_Saved data entries_
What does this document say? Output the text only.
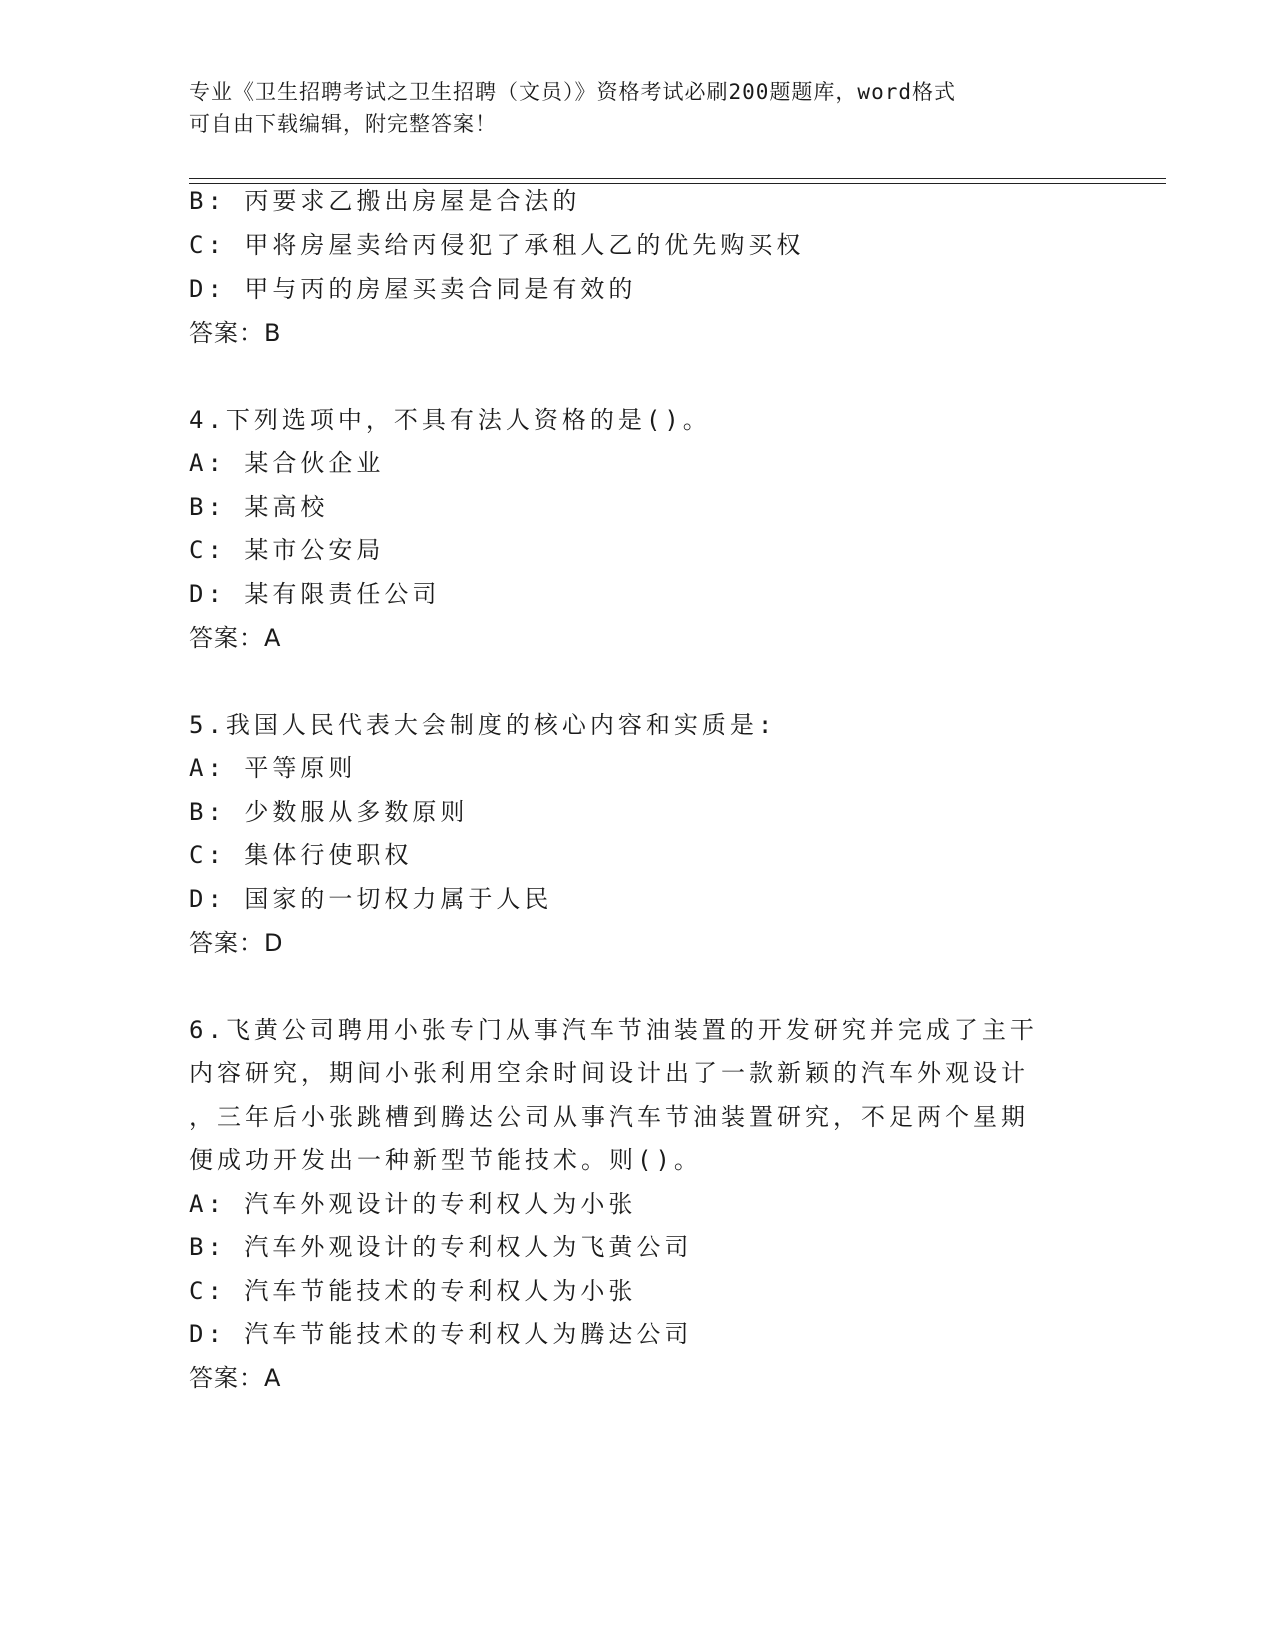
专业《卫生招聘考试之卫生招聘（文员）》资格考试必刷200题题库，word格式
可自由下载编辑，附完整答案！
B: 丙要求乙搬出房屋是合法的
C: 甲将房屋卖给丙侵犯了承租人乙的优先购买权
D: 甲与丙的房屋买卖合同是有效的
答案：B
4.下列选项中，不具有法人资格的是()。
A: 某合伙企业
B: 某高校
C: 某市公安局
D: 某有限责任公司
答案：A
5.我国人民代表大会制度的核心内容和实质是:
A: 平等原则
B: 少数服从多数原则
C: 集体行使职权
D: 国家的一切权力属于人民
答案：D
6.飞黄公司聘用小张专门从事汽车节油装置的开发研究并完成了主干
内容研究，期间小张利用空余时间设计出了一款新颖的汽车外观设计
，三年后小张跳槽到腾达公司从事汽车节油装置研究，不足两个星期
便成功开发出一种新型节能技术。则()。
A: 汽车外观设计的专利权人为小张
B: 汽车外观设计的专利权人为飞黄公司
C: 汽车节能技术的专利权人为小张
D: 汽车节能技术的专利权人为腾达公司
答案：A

--

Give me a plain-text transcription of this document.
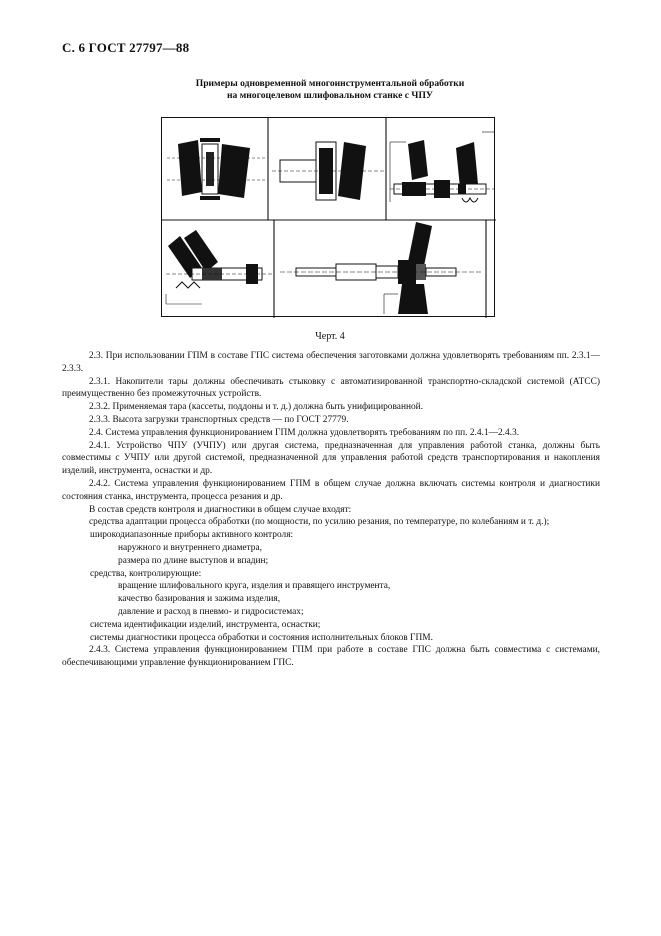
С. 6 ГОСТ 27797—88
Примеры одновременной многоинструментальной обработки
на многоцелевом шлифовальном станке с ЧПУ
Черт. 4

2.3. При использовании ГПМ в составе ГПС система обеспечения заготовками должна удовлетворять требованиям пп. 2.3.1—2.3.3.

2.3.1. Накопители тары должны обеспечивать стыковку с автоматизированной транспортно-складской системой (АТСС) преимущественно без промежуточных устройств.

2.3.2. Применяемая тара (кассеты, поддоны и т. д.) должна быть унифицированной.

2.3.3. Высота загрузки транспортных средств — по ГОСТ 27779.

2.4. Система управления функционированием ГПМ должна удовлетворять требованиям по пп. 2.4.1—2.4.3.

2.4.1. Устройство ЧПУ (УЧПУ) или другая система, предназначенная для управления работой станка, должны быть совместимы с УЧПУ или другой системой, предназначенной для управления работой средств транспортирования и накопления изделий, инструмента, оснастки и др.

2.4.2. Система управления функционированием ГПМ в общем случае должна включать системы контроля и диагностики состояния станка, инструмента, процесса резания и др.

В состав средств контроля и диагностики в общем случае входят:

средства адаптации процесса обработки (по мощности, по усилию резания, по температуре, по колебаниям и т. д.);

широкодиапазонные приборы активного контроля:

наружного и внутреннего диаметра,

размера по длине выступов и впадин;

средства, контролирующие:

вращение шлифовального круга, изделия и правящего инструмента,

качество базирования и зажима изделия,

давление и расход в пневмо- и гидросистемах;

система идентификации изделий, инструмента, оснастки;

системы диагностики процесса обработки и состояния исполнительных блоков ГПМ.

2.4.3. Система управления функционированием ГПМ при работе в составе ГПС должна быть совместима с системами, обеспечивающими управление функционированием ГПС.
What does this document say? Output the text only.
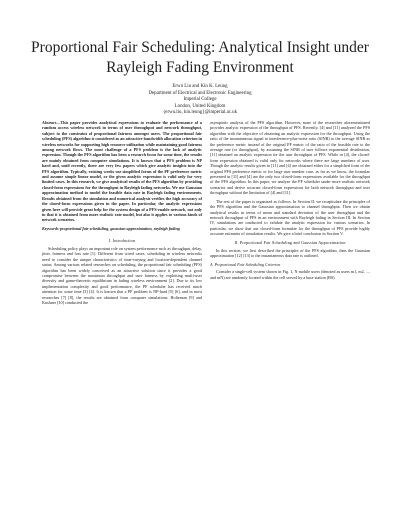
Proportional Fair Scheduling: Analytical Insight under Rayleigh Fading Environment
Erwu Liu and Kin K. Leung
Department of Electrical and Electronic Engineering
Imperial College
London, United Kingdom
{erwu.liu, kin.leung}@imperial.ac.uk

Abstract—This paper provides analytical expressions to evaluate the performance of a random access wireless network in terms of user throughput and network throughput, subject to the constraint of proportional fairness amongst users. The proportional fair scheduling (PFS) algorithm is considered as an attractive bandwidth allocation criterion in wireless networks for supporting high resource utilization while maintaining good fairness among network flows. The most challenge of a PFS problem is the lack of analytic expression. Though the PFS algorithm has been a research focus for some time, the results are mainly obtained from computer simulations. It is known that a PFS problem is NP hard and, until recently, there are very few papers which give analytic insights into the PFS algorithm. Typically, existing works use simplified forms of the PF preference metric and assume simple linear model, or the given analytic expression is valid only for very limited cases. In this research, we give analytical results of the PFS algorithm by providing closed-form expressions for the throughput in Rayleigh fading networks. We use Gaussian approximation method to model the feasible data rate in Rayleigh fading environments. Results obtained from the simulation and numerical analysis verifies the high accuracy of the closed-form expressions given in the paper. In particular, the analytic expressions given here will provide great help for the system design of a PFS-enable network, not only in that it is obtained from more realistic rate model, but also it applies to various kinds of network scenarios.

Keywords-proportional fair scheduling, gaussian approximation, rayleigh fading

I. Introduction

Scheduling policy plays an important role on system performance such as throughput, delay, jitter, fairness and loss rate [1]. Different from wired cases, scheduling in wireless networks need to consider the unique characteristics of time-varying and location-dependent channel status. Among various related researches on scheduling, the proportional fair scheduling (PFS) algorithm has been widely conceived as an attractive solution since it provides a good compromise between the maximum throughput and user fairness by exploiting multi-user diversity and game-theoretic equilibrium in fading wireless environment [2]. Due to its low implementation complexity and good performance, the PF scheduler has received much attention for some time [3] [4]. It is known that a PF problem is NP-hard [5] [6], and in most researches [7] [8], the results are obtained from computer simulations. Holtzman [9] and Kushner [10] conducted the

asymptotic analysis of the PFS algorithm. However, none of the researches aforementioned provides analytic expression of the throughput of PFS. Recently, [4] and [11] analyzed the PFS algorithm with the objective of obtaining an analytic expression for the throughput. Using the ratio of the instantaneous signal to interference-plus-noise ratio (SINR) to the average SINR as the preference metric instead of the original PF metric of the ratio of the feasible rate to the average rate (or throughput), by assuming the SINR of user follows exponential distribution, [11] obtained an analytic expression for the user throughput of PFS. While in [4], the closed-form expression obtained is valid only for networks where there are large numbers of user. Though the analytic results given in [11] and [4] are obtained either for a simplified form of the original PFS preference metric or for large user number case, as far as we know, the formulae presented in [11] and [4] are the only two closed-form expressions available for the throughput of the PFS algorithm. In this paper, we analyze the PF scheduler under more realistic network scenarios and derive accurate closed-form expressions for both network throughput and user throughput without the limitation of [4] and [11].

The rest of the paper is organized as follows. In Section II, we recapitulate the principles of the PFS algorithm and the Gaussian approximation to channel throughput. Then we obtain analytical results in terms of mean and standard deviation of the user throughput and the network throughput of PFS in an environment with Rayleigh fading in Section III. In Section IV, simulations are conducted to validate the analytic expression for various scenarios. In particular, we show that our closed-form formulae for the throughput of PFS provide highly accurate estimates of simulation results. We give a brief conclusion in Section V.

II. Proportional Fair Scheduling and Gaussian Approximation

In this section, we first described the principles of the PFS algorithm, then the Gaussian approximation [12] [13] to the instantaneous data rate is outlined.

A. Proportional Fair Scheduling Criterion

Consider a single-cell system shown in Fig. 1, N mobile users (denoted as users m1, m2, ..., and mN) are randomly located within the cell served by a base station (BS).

* * *

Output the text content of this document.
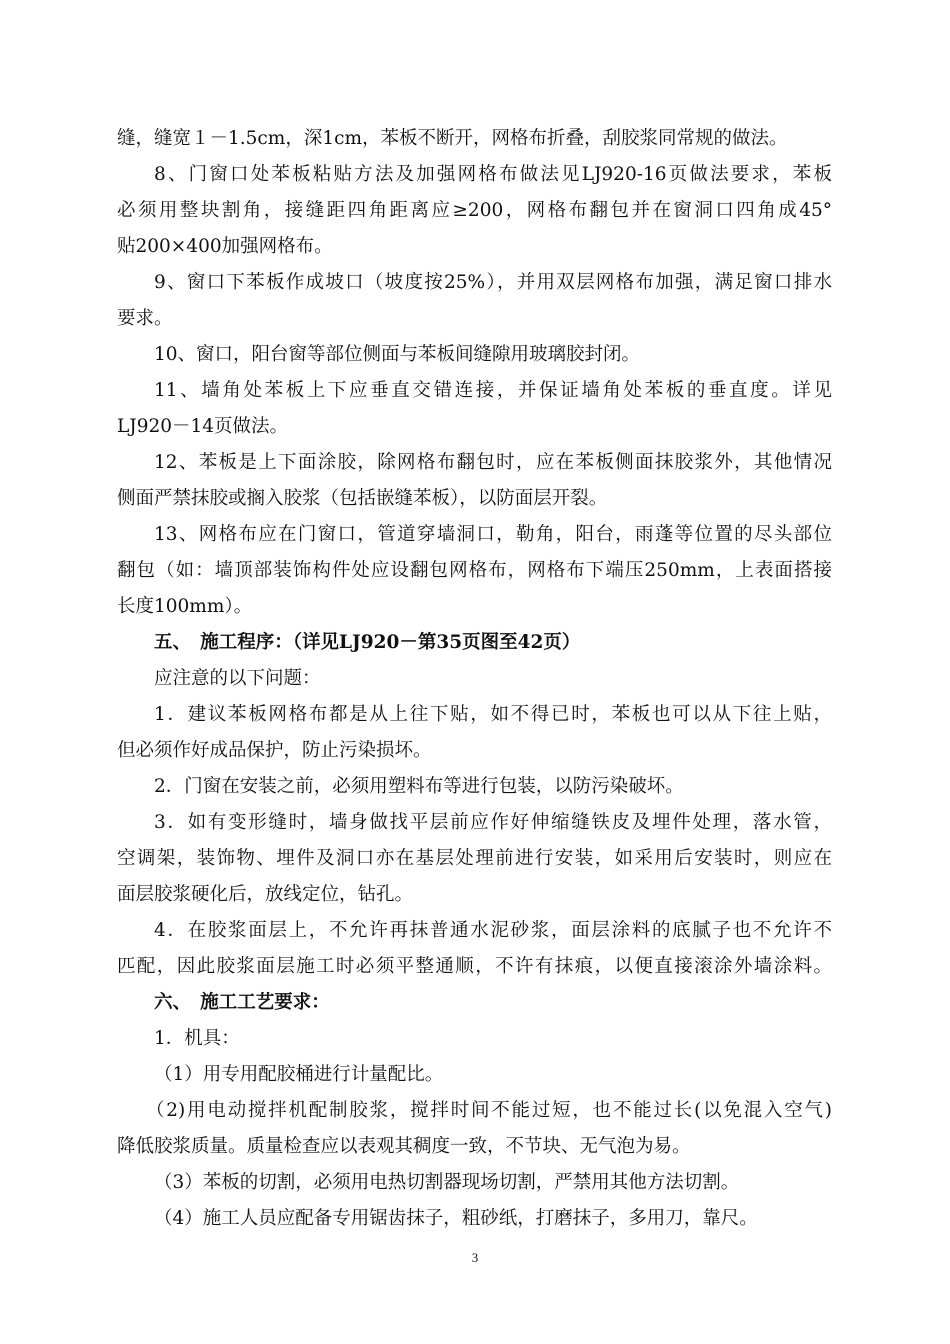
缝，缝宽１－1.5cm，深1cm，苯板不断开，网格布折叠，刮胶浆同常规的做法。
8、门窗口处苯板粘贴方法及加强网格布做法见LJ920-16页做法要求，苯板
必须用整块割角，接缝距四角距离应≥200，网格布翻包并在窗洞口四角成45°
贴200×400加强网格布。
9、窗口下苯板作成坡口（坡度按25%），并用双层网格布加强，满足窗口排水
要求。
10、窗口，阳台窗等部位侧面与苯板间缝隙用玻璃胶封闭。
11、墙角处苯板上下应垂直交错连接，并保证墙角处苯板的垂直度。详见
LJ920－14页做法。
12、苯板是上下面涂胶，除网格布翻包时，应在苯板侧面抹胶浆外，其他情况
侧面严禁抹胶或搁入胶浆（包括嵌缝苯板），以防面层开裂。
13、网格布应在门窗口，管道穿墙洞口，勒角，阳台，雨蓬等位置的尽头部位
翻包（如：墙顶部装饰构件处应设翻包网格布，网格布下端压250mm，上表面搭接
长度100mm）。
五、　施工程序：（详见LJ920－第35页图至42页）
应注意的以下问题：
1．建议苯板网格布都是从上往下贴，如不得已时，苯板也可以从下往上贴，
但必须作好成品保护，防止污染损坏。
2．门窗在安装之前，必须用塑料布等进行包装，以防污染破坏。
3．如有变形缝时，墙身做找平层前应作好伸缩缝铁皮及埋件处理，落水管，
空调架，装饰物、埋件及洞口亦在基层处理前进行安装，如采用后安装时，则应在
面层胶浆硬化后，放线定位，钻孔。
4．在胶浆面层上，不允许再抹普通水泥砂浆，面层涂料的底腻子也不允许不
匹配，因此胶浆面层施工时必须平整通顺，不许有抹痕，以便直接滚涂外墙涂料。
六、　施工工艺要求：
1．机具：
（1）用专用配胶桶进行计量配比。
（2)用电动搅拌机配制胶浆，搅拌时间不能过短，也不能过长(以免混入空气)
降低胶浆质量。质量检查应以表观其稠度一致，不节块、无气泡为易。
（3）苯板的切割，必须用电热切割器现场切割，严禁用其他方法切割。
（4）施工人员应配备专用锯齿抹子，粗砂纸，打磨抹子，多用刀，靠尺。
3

_TASK INSTRUCTIONS_
Find every line that has "должна" in it, then return those lines.

_FINAL RESULT_
2.3. При использовании ГПМ в составе ГПС система обеспечения заготовками должна удовлетворять требованиям пп. 2.3.1—2.3.3.
2.3.2. Применяемая тара (кассеты, поддоны и т. д.) должна быть унифицированной.
2.4. Система управления функционированием ГПМ должна удовлетворять требованиям по пп. 2.4.1—2.4.3.
2.4.2. Система управления функционированием ГПМ в общем случае должна включать системы контроля и диагностики состояния станка, инструмента, процесса резания и др.
2.4.3. Система управления функционированием ГПМ при работе в составе ГПС должна быть совместима с системами, обеспечивающими управление функционированием ГПС.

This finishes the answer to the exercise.